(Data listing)
____

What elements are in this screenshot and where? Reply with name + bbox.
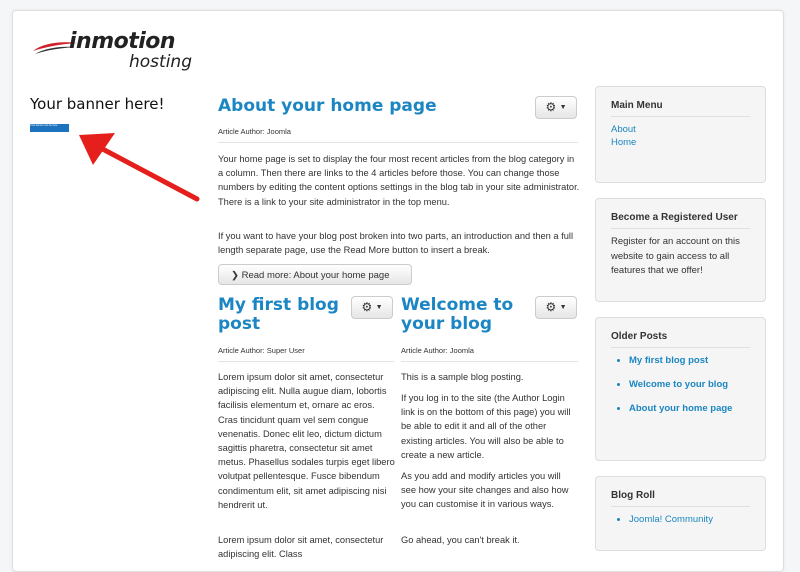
divider <box>218 361 394 362</box>
older-post-link-first[interactable]: My first blog post <box>629 355 708 366</box>
article-title-welcome-line1: Welcome to <box>401 295 514 315</box>
read-more-button[interactable]: ❯ Read more: About your home page <box>218 264 412 285</box>
divider <box>611 228 750 229</box>
red-arrow-icon <box>79 133 200 202</box>
caret-down-icon: ▼ <box>559 303 567 311</box>
main-menu-module: Main Menu About Home <box>595 86 766 183</box>
article-text-first-2: Lorem ipsum dolor sit amet, consectetur … <box>218 535 384 560</box>
banner-image[interactable]: Your banner can be here <box>30 124 69 132</box>
article-title-welcome-line2: your blog <box>401 314 493 334</box>
logo-sub-text: hosting <box>129 52 192 72</box>
blog-roll-module: Blog Roll Joomla! Community <box>595 476 766 551</box>
divider <box>611 506 750 507</box>
divider <box>218 142 578 143</box>
register-title: Become a Registered User <box>611 212 738 223</box>
list-item: My first blog post <box>629 354 750 367</box>
article-title-welcome[interactable]: Welcome to your blog <box>401 296 513 334</box>
menu-link-home[interactable]: Home <box>611 136 750 149</box>
list-item: Welcome to your blog <box>629 378 750 391</box>
page-container: inmotion hosting Your banner here! Your … <box>12 10 784 572</box>
chevron-right-icon: ❯ <box>231 270 239 281</box>
register-module: Become a Registered User Register for an… <box>595 198 766 302</box>
gear-icon: ⚙ <box>545 100 557 114</box>
divider <box>401 361 578 362</box>
blog-roll-title: Blog Roll <box>611 490 655 501</box>
blog-roll-link-joomla[interactable]: Joomla! Community <box>629 514 713 525</box>
article-author-home: Article Author: Joomla <box>218 127 291 136</box>
article-title-first-line2: post <box>218 314 261 334</box>
logo-main-text: inmotion <box>69 29 176 54</box>
caret-down-icon: ▼ <box>375 303 383 311</box>
gear-icon: ⚙ <box>545 300 557 314</box>
article-tools-button-home[interactable]: ⚙ ▼ <box>535 96 577 119</box>
article-tools-button-first[interactable]: ⚙ ▼ <box>351 296 393 319</box>
article-title-home[interactable]: About your home page <box>218 97 437 116</box>
article-tools-button-welcome[interactable]: ⚙ ▼ <box>535 296 577 319</box>
older-posts-list: My first blog post Welcome to your blog … <box>611 354 750 415</box>
list-item: About your home page <box>629 402 750 415</box>
article-text-home-1: Your home page is set to display the fou… <box>218 154 580 207</box>
divider <box>611 347 750 348</box>
article-author-welcome: Article Author: Joomla <box>401 346 474 355</box>
older-post-link-home[interactable]: About your home page <box>629 403 732 414</box>
article-text-first-1: Lorem ipsum dolor sit amet, consectetur … <box>218 372 395 510</box>
article-author-first: Article Author: Super User <box>218 346 305 355</box>
older-posts-module: Older Posts My first blog post Welcome t… <box>595 317 766 461</box>
article-text-home-2: If you want to have your blog post broke… <box>218 231 574 256</box>
list-item: Joomla! Community <box>629 513 750 526</box>
older-posts-title: Older Posts <box>611 331 668 342</box>
banner-title: Your banner here! <box>30 95 165 113</box>
article-title-first[interactable]: My first blog post <box>218 296 339 334</box>
main-menu-title: Main Menu <box>611 100 663 111</box>
article-text-welcome-3: As you add and modify articles you will … <box>401 471 569 510</box>
divider <box>611 116 750 117</box>
caret-down-icon: ▼ <box>559 103 567 111</box>
article-title-first-line1: My first blog <box>218 295 339 315</box>
article-text-welcome-2: If you log in to the site (the Author Lo… <box>401 393 571 460</box>
register-text: Register for an account on this website … <box>611 236 740 276</box>
article-text-welcome-1: This is a sample blog posting. <box>401 372 524 382</box>
older-post-link-welcome[interactable]: Welcome to your blog <box>629 379 728 390</box>
menu-link-about[interactable]: About <box>611 123 750 136</box>
blog-roll-list: Joomla! Community <box>611 513 750 526</box>
site-logo[interactable]: inmotion hosting <box>31 25 201 85</box>
article-text-welcome-4: Go ahead, you can't break it. <box>401 535 520 545</box>
gear-icon: ⚙ <box>361 300 373 314</box>
read-more-label: Read more: About your home page <box>241 270 390 281</box>
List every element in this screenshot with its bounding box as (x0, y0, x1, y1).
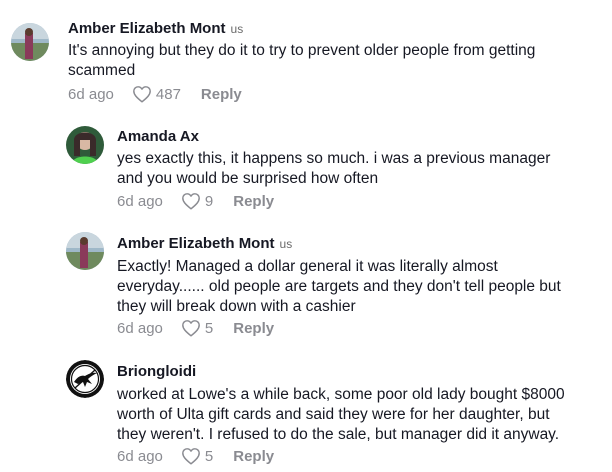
reply-button[interactable]: Reply (233, 193, 274, 210)
heart-icon (132, 86, 151, 103)
comment-line: scammed (68, 62, 136, 79)
comment-line: yes exactly this, it happens so much. i … (117, 150, 551, 167)
comment-line: they will break down with a cashier (117, 298, 356, 315)
comment-meta: 6d ago 9 Reply (117, 192, 274, 210)
username-text: Amanda Ax (117, 128, 199, 145)
comment-meta: 6d ago 5 Reply (117, 319, 274, 337)
reply-button[interactable]: Reply (233, 320, 274, 337)
comment-username[interactable]: Amber Elizabeth Mont us (68, 20, 243, 38)
landscape-avatar-icon (11, 23, 49, 61)
comment-line: Exactly! Managed a dollar general it was… (117, 258, 498, 275)
comment-line: worth of Ulta gift cards and said they w… (117, 406, 550, 423)
comment-line: they weren't. I refused to do the sale, … (117, 426, 560, 443)
like-count: 487 (155, 85, 181, 103)
comment-line: and you would be surprised how often (117, 170, 379, 187)
comment-time: 6d ago (117, 319, 163, 337)
user-avatar[interactable] (66, 126, 104, 164)
like-button[interactable]: 5 (181, 319, 213, 337)
comment-text: Exactly! Managed a dollar general it was… (117, 257, 561, 317)
user-tag: us (230, 22, 244, 36)
comment-line: worked at Lowe's a while back, some poor… (117, 386, 565, 403)
username-text: Amber Elizabeth Mont (117, 235, 275, 252)
username-text: Amber Elizabeth Mont (68, 20, 226, 37)
user-avatar[interactable] (66, 232, 104, 270)
comment-text: It's annoying but they do it to try to p… (68, 41, 535, 81)
comment: Briongloidi worked at Lowe's a while bac… (0, 344, 612, 472)
like-count: 5 (204, 447, 214, 465)
like-button[interactable]: 5 (181, 447, 213, 465)
comment: Amber Elizabeth Mont us It's annoying but… (0, 0, 612, 110)
like-count: 5 (204, 319, 214, 337)
comment-line: everyday...... old people are targets an… (117, 278, 561, 295)
reply-button[interactable]: Reply (233, 448, 274, 465)
username-text: Briongloidi (117, 363, 197, 380)
comment-line: It's annoying but they do it to try to p… (68, 42, 536, 59)
comment: Amanda Ax yes exactly this, it happens s… (0, 110, 612, 218)
user-avatar[interactable] (66, 360, 104, 398)
heart-icon (181, 448, 200, 465)
comment-meta: 6d ago 487 Reply (68, 85, 242, 103)
like-count: 9 (204, 192, 214, 210)
like-button[interactable]: 487 (132, 85, 181, 103)
user-tag: us (279, 237, 293, 251)
comment-text: yes exactly this, it happens so much. i … (117, 149, 550, 189)
landscape-avatar-icon (66, 232, 104, 270)
reply-button[interactable]: Reply (201, 86, 242, 103)
comment-username[interactable]: Amber Elizabeth Mont us (117, 235, 292, 253)
comment-time: 6d ago (117, 447, 163, 465)
mockingjay-avatar-icon (66, 360, 104, 398)
comment-text: worked at Lowe's a while back, some poor… (117, 385, 565, 445)
portrait-avatar-icon (66, 126, 104, 164)
comment-username[interactable]: Briongloidi (117, 363, 196, 381)
user-avatar[interactable] (11, 23, 49, 61)
comment-time: 6d ago (117, 192, 163, 210)
like-button[interactable]: 9 (181, 192, 213, 210)
comment-time: 6d ago (68, 85, 114, 103)
comment: Amber Elizabeth Mont us Exactly! Managed … (0, 218, 612, 344)
heart-icon (181, 320, 200, 337)
comment-meta: 6d ago 5 Reply (117, 447, 274, 465)
heart-icon (181, 193, 200, 210)
comment-username[interactable]: Amanda Ax (117, 128, 199, 146)
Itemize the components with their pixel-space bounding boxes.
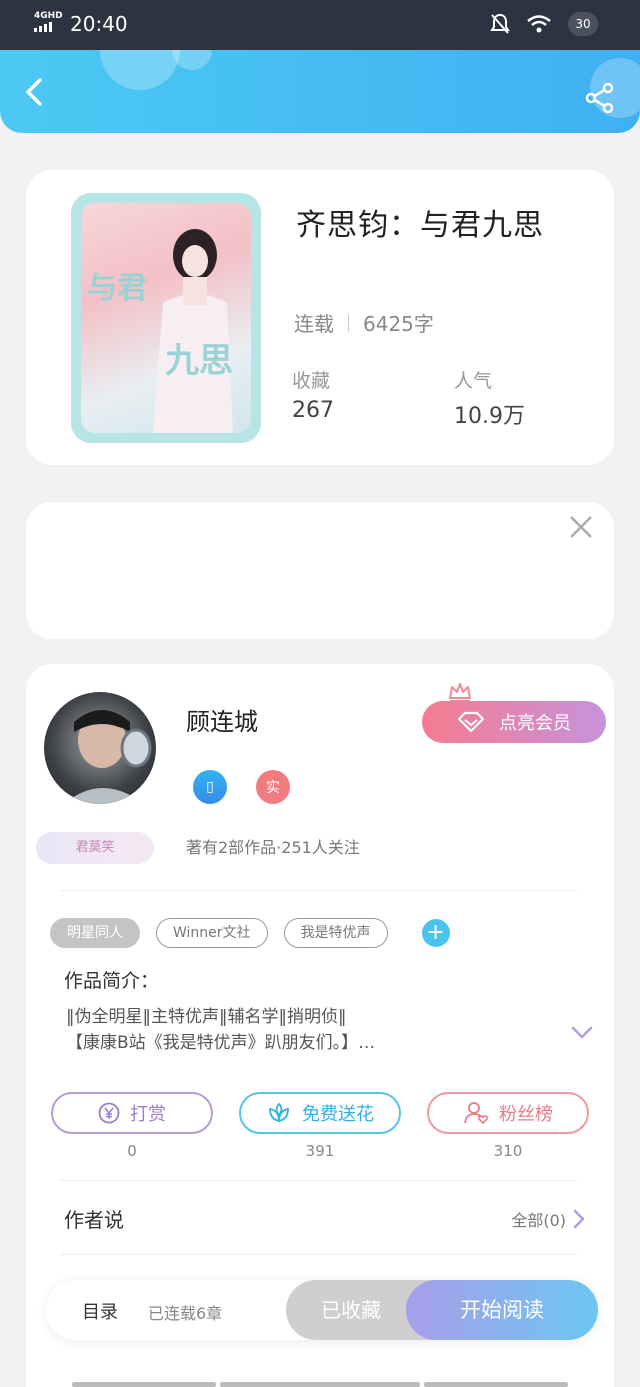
wifi-icon bbox=[527, 15, 551, 33]
section-divider bbox=[60, 1180, 578, 1181]
bottom-action-bar: 目录 已连载6章 已收藏 开始阅读 bbox=[46, 1280, 598, 1340]
author-name: 顾连城 bbox=[186, 708, 258, 736]
popularity-value: 10.9万 bbox=[454, 404, 525, 429]
send-flower-button[interactable]: 免费送花 bbox=[239, 1092, 401, 1134]
author-level-badge: 君莫笑 bbox=[36, 832, 154, 864]
close-icon[interactable] bbox=[568, 514, 594, 540]
decor-bubble bbox=[100, 50, 180, 90]
tag-item[interactable]: Winner文社 bbox=[156, 918, 268, 948]
popularity-label: 人气 bbox=[454, 370, 493, 392]
nav-indicator bbox=[424, 1382, 568, 1387]
intro-line: ‖伪全明星‖主特优声‖辅名学‖捎明侦‖ bbox=[66, 1007, 347, 1027]
avatar-image bbox=[64, 710, 152, 804]
table-of-contents-button[interactable]: 目录 bbox=[82, 1298, 118, 1324]
real-name-badge[interactable]: 实 bbox=[256, 770, 290, 804]
collected-label: 已收藏 bbox=[321, 1298, 381, 1322]
reward-button[interactable]: 打赏 bbox=[51, 1092, 213, 1134]
phone-verified-badge[interactable]: ▯ bbox=[193, 770, 227, 804]
crown-icon bbox=[449, 683, 471, 702]
ad-banner-card bbox=[26, 502, 614, 639]
cover-title-text: 与君 bbox=[87, 271, 147, 306]
chevron-right-icon bbox=[573, 1209, 585, 1228]
meta-divider bbox=[348, 313, 349, 332]
battery-indicator: 30 bbox=[568, 12, 598, 36]
section-divider bbox=[60, 1254, 578, 1255]
reward-count: 0 bbox=[127, 1142, 137, 1160]
vip-button-label: 点亮会员 bbox=[499, 713, 571, 734]
diamond-icon bbox=[457, 711, 485, 733]
cover-artwork: 与君 九思 bbox=[81, 203, 251, 433]
fans-ranking-button[interactable]: 粉丝榜 bbox=[427, 1092, 589, 1134]
author-card: 顾连城 ▯ 实 点亮会员 君莫笑 著有2部作品·251人关注 明星同人 Winn… bbox=[26, 664, 614, 1387]
avatar[interactable] bbox=[44, 692, 156, 804]
fans-ranking-label: 粉丝榜 bbox=[499, 1104, 553, 1125]
favorites-label: 收藏 bbox=[292, 370, 331, 392]
serial-status: 连载 bbox=[294, 312, 334, 336]
author-stats: 著有2部作品·251人关注 bbox=[186, 838, 360, 857]
intro-text: ‖伪全明星‖主特优声‖辅名学‖捎明侦‖ 【康康B站《我是特优声》趴朋友们。】… bbox=[66, 1004, 516, 1056]
back-arrow-icon[interactable] bbox=[18, 76, 50, 108]
book-title: 齐思钧：与君九思 bbox=[296, 208, 544, 243]
network-type: 4GHD bbox=[34, 11, 63, 21]
fans-icon bbox=[464, 1102, 489, 1125]
send-flower-label: 免费送花 bbox=[302, 1104, 374, 1125]
word-count: 6425字 bbox=[363, 312, 434, 336]
top-header bbox=[0, 50, 640, 133]
add-tag-button[interactable]: + bbox=[421, 919, 450, 947]
intro-heading: 作品简介： bbox=[64, 970, 160, 992]
chapter-count: 已连载6章 bbox=[148, 1304, 223, 1323]
tag-item[interactable]: 我是特优声 bbox=[283, 918, 388, 948]
book-meta: 连载 6425字 bbox=[294, 308, 434, 337]
author-says-title: 作者说 bbox=[64, 1208, 124, 1232]
author-says-more: 全部(0) bbox=[511, 1207, 586, 1231]
share-icon[interactable] bbox=[584, 82, 616, 114]
cover-figure-image bbox=[153, 229, 233, 433]
intro-line: 【康康B站《我是特优声》趴朋友们。】… bbox=[66, 1033, 376, 1053]
signal-icon bbox=[34, 22, 52, 32]
cover-title-text: 九思 bbox=[165, 341, 233, 381]
flower-icon bbox=[269, 1102, 289, 1123]
author-says-row[interactable]: 作者说 全部(0) bbox=[64, 1204, 586, 1233]
tag-list: 明星同人 Winner文社 我是特优声 + bbox=[50, 918, 450, 948]
nav-indicator bbox=[72, 1382, 216, 1387]
start-reading-button[interactable]: 开始阅读 bbox=[406, 1280, 598, 1340]
status-bar: 4GHD 20:40 30 bbox=[0, 0, 640, 50]
fans-count: 310 bbox=[493, 1142, 523, 1160]
book-info-card: 与君 九思 齐思钧：与君九思 连载 6425字 收藏 267 人气 10.9万 bbox=[26, 170, 614, 465]
decor-bubble bbox=[172, 50, 212, 70]
flower-count: 391 bbox=[305, 1142, 335, 1160]
chevron-down-icon[interactable] bbox=[570, 1020, 594, 1044]
reward-label: 打赏 bbox=[130, 1104, 166, 1125]
mute-bell-icon bbox=[490, 13, 510, 34]
clock: 20:40 bbox=[70, 12, 128, 36]
section-divider bbox=[60, 890, 578, 891]
book-cover[interactable]: 与君 九思 bbox=[71, 193, 261, 443]
nav-indicator bbox=[220, 1382, 420, 1387]
favorites-value: 267 bbox=[292, 398, 334, 423]
vip-member-button[interactable]: 点亮会员 bbox=[422, 701, 606, 743]
author-says-count: 全部(0) bbox=[511, 1210, 566, 1230]
yen-icon bbox=[98, 1102, 120, 1124]
tag-item[interactable]: 明星同人 bbox=[50, 918, 140, 948]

____

■ What this task involves: List every line from the items above that contains the string "点亮会员".

■ The output:
vip-button-label: 点亮会员 bbox=[499, 713, 571, 734]
author-card: 顾连城 ▯ 实 点亮会员 君莫笑 著有2部作品·251人关注 明星同人 Winn… bbox=[26, 664, 614, 1387]
vip-member-button[interactable]: 点亮会员 bbox=[422, 701, 606, 743]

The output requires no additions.